_Stated exercise_. Copy out every line exactly, passing over the pictures.

## Start

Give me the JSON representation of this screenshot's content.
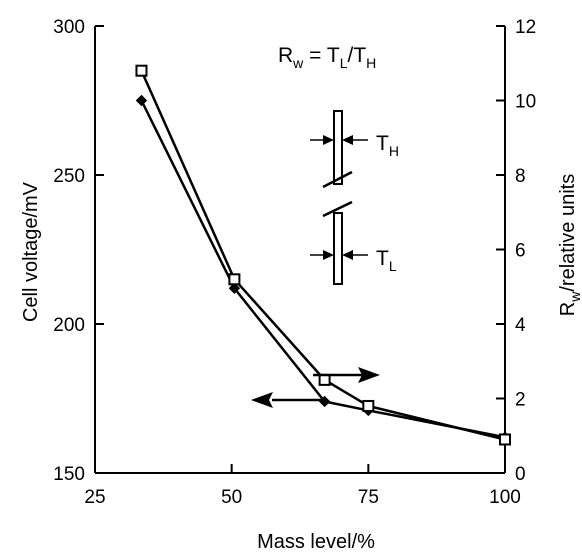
{
  "chart_data": {
    "type": "line",
    "title": "",
    "xlabel": "Mass level/%",
    "ylabel_left": "Cell voltage/mV",
    "ylabel_right_main": "R",
    "ylabel_right_sub": "w",
    "ylabel_right_rest": "/relative units",
    "xlim": [
      25,
      100
    ],
    "ylim_left": [
      150,
      300
    ],
    "ylim_right": [
      0,
      12
    ],
    "x_ticks": [
      25,
      50,
      75,
      100
    ],
    "y_left_ticks": [
      150,
      200,
      250,
      300
    ],
    "y_right_ticks": [
      0,
      2,
      4,
      6,
      8,
      10,
      12
    ],
    "grid": false,
    "series": [
      {
        "axis": "left",
        "marker": "filled-diamond",
        "x": [
          33.5,
          50.5,
          67,
          75,
          100
        ],
        "y": [
          275,
          212,
          174,
          171,
          162
        ]
      },
      {
        "axis": "right",
        "marker": "open-square",
        "x": [
          33.5,
          50.5,
          67,
          75,
          100
        ],
        "y": [
          10.8,
          5.2,
          2.5,
          1.8,
          0.9
        ]
      }
    ],
    "annotations": {
      "formula": {
        "lhs_main": "R",
        "lhs_sub": "w",
        "eq": " = ",
        "t1_main": "T",
        "t1_sub": "L",
        "slash": "/",
        "t2_main": "T",
        "t2_sub": "H"
      },
      "th_label": {
        "main": "T",
        "sub": "H"
      },
      "tl_label": {
        "main": "T",
        "sub": "L"
      }
    },
    "colors": {
      "line": "#000000",
      "background": "#ffffff"
    }
  }
}
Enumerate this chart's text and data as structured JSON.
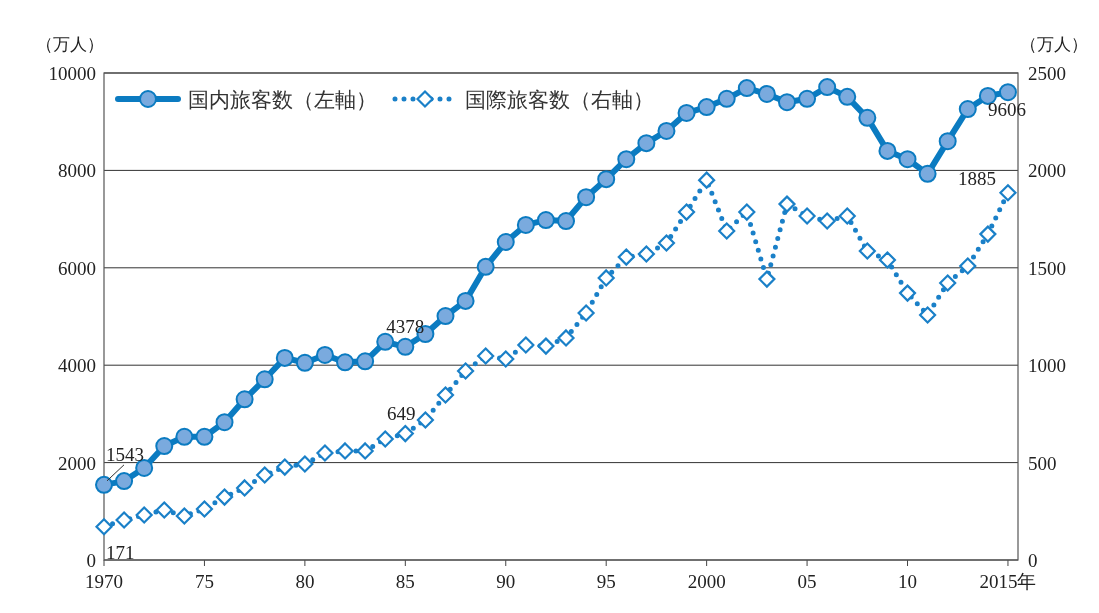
{
  "chart_data": {
    "type": "line",
    "ylabel": "（万人）",
    "y2label": "（万人）",
    "x": [
      1970,
      1971,
      1972,
      1973,
      1974,
      1975,
      1976,
      1977,
      1978,
      1979,
      1980,
      1981,
      1982,
      1983,
      1984,
      1985,
      1986,
      1987,
      1988,
      1989,
      1990,
      1991,
      1992,
      1993,
      1994,
      1995,
      1996,
      1997,
      1998,
      1999,
      2000,
      2001,
      2002,
      2003,
      2004,
      2005,
      2006,
      2007,
      2008,
      2009,
      2010,
      2011,
      2012,
      2013,
      2014,
      2015
    ],
    "xlim": [
      1970,
      2015.5
    ],
    "xticks": [
      1970,
      {
        "value": 1975,
        "label": "75"
      },
      {
        "value": 1980,
        "label": "80"
      },
      {
        "value": 1985,
        "label": "85"
      },
      {
        "value": 1990,
        "label": "90"
      },
      {
        "value": 1995,
        "label": "95"
      },
      2000,
      {
        "value": 2005,
        "label": "05"
      },
      {
        "value": 2010,
        "label": "10"
      },
      {
        "value": 2015,
        "label": "2015年"
      }
    ],
    "ylim": [
      0,
      10000
    ],
    "yticks": [
      0,
      2000,
      4000,
      6000,
      8000,
      10000
    ],
    "y2lim": [
      0,
      2500
    ],
    "y2ticks": [
      0,
      500,
      1000,
      1500,
      2000,
      2500
    ],
    "grid": "y",
    "legend": "top left",
    "series": [
      {
        "name": "国内旅客数（左軸）",
        "color": "#0b7bc1",
        "marker": "circle",
        "line_style": "solid",
        "values": [
          1543,
          1620,
          1890,
          2340,
          2530,
          2530,
          2830,
          3300,
          3710,
          4150,
          4050,
          4210,
          4060,
          4080,
          4480,
          4378,
          4640,
          5010,
          5320,
          6020,
          6530,
          6880,
          6980,
          6960,
          7450,
          7820,
          8230,
          8560,
          8810,
          9180,
          9300,
          9470,
          9690,
          9570,
          9400,
          9470,
          9710,
          9510,
          9080,
          8400,
          8230,
          7930,
          8600,
          9260,
          9530,
          9606
        ],
        "value_labels": [
          "1543",
          null,
          null,
          null,
          null,
          null,
          null,
          null,
          null,
          null,
          null,
          null,
          null,
          null,
          null,
          "4378",
          null,
          null,
          null,
          null,
          null,
          null,
          null,
          null,
          null,
          null,
          null,
          null,
          null,
          null,
          null,
          null,
          null,
          null,
          null,
          null,
          null,
          null,
          null,
          null,
          null,
          null,
          null,
          null,
          null,
          "9606"
        ]
      },
      {
        "name": "国際旅客数（右軸）",
        "color": "#1a80c8",
        "marker": "diamond",
        "line_style": "dotted",
        "axis": "y2",
        "values": [
          171,
          205,
          231,
          257,
          226,
          262,
          323,
          370,
          436,
          477,
          493,
          549,
          560,
          560,
          621,
          649,
          719,
          847,
          970,
          1047,
          1032,
          1104,
          1098,
          1140,
          1268,
          1448,
          1555,
          1571,
          1627,
          1786,
          1950,
          1689,
          1786,
          1442,
          1827,
          1766,
          1740,
          1766,
          1586,
          1540,
          1370,
          1258,
          1422,
          1509,
          1673,
          1885
        ],
        "value_labels": [
          "171",
          null,
          null,
          null,
          null,
          null,
          null,
          null,
          null,
          null,
          null,
          null,
          null,
          null,
          null,
          "649",
          null,
          null,
          null,
          null,
          null,
          null,
          null,
          null,
          null,
          null,
          null,
          null,
          null,
          null,
          null,
          null,
          null,
          null,
          null,
          null,
          null,
          null,
          null,
          null,
          null,
          null,
          null,
          null,
          null,
          "1885"
        ]
      }
    ]
  }
}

## End

_Result of the task_.
Give me the JSON representation of this screenshot's content.
{
  "chart_data": {
    "type": "line",
    "title": "",
    "xlabel": "Mass level/%",
    "ylabel_left": "Cell voltage/mV",
    "ylabel_right_main": "R",
    "ylabel_right_sub": "w",
    "ylabel_right_rest": "/relative units",
    "xlim": [
      25,
      100
    ],
    "ylim_left": [
      150,
      300
    ],
    "ylim_right": [
      0,
      12
    ],
    "x_ticks": [
      25,
      50,
      75,
      100
    ],
    "y_left_ticks": [
      150,
      200,
      250,
      300
    ],
    "y_right_ticks": [
      0,
      2,
      4,
      6,
      8,
      10,
      12
    ],
    "grid": false,
    "series": [
      {
        "axis": "left",
        "marker": "filled-diamond",
        "x": [
          33.5,
          50.5,
          67,
          75,
          100
        ],
        "y": [
          275,
          212,
          174,
          171,
          162
        ]
      },
      {
        "axis": "right",
        "marker": "open-square",
        "x": [
          33.5,
          50.5,
          67,
          75,
          100
        ],
        "y": [
          10.8,
          5.2,
          2.5,
          1.8,
          0.9
        ]
      }
    ],
    "annotations": {
      "formula": {
        "lhs_main": "R",
        "lhs_sub": "w",
        "eq": " = ",
        "t1_main": "T",
        "t1_sub": "L",
        "slash": "/",
        "t2_main": "T",
        "t2_sub": "H"
      },
      "th_label": {
        "main": "T",
        "sub": "H"
      },
      "tl_label": {
        "main": "T",
        "sub": "L"
      }
    },
    "colors": {
      "line": "#000000",
      "background": "#ffffff"
    }
  }
}
Enumerate this chart's text and data as structured JSON.
{
  "chart_data": {
    "type": "line",
    "ylabel": "（万人）",
    "y2label": "（万人）",
    "x": [
      1970,
      1971,
      1972,
      1973,
      1974,
      1975,
      1976,
      1977,
      1978,
      1979,
      1980,
      1981,
      1982,
      1983,
      1984,
      1985,
      1986,
      1987,
      1988,
      1989,
      1990,
      1991,
      1992,
      1993,
      1994,
      1995,
      1996,
      1997,
      1998,
      1999,
      2000,
      2001,
      2002,
      2003,
      2004,
      2005,
      2006,
      2007,
      2008,
      2009,
      2010,
      2011,
      2012,
      2013,
      2014,
      2015
    ],
    "xlim": [
      1970,
      2015.5
    ],
    "xticks": [
      1970,
      {
        "value": 1975,
        "label": "75"
      },
      {
        "value": 1980,
        "label": "80"
      },
      {
        "value": 1985,
        "label": "85"
      },
      {
        "value": 1990,
        "label": "90"
      },
      {
        "value": 1995,
        "label": "95"
      },
      2000,
      {
        "value": 2005,
        "label": "05"
      },
      {
        "value": 2010,
        "label": "10"
      },
      {
        "value": 2015,
        "label": "2015年"
      }
    ],
    "ylim": [
      0,
      10000
    ],
    "yticks": [
      0,
      2000,
      4000,
      6000,
      8000,
      10000
    ],
    "y2lim": [
      0,
      2500
    ],
    "y2ticks": [
      0,
      500,
      1000,
      1500,
      2000,
      2500
    ],
    "grid": "y",
    "legend": "top left",
    "series": [
      {
        "name": "国内旅客数（左軸）",
        "color": "#0b7bc1",
        "marker": "circle",
        "line_style": "solid",
        "values": [
          1543,
          1620,
          1890,
          2340,
          2530,
          2530,
          2830,
          3300,
          3710,
          4150,
          4050,
          4210,
          4060,
          4080,
          4480,
          4378,
          4640,
          5010,
          5320,
          6020,
          6530,
          6880,
          6980,
          6960,
          7450,
          7820,
          8230,
          8560,
          8810,
          9180,
          9300,
          9470,
          9690,
          9570,
          9400,
          9470,
          9710,
          9510,
          9080,
          8400,
          8230,
          7930,
          8600,
          9260,
          9530,
          9606
        ],
        "value_labels": [
          "1543",
          null,
          null,
          null,
          null,
          null,
          null,
          null,
          null,
          null,
          null,
          null,
          null,
          null,
          null,
          "4378",
          null,
          null,
          null,
          null,
          null,
          null,
          null,
          null,
          null,
          null,
          null,
          null,
          null,
          null,
          null,
          null,
          null,
          null,
          null,
          null,
          null,
          null,
          null,
          null,
          null,
          null,
          null,
          null,
          null,
          "9606"
        ]
      },
      {
        "name": "国際旅客数（右軸）",
        "color": "#1a80c8",
        "marker": "diamond",
        "line_style": "dotted",
        "axis": "y2",
        "values": [
          171,
          205,
          231,
          257,
          226,
          262,
          323,
          370,
          436,
          477,
          493,
          549,
          560,
          560,
          621,
          649,
          719,
          847,
          970,
          1047,
          1032,
          1104,
          1098,
          1140,
          1268,
          1448,
          1555,
          1571,
          1627,
          1786,
          1950,
          1689,
          1786,
          1442,
          1827,
          1766,
          1740,
          1766,
          1586,
          1540,
          1370,
          1258,
          1422,
          1509,
          1673,
          1885
        ],
        "value_labels": [
          "171",
          null,
          null,
          null,
          null,
          null,
          null,
          null,
          null,
          null,
          null,
          null,
          null,
          null,
          null,
          "649",
          null,
          null,
          null,
          null,
          null,
          null,
          null,
          null,
          null,
          null,
          null,
          null,
          null,
          null,
          null,
          null,
          null,
          null,
          null,
          null,
          null,
          null,
          null,
          null,
          null,
          null,
          null,
          null,
          null,
          "1885"
        ]
      }
    ]
  }
}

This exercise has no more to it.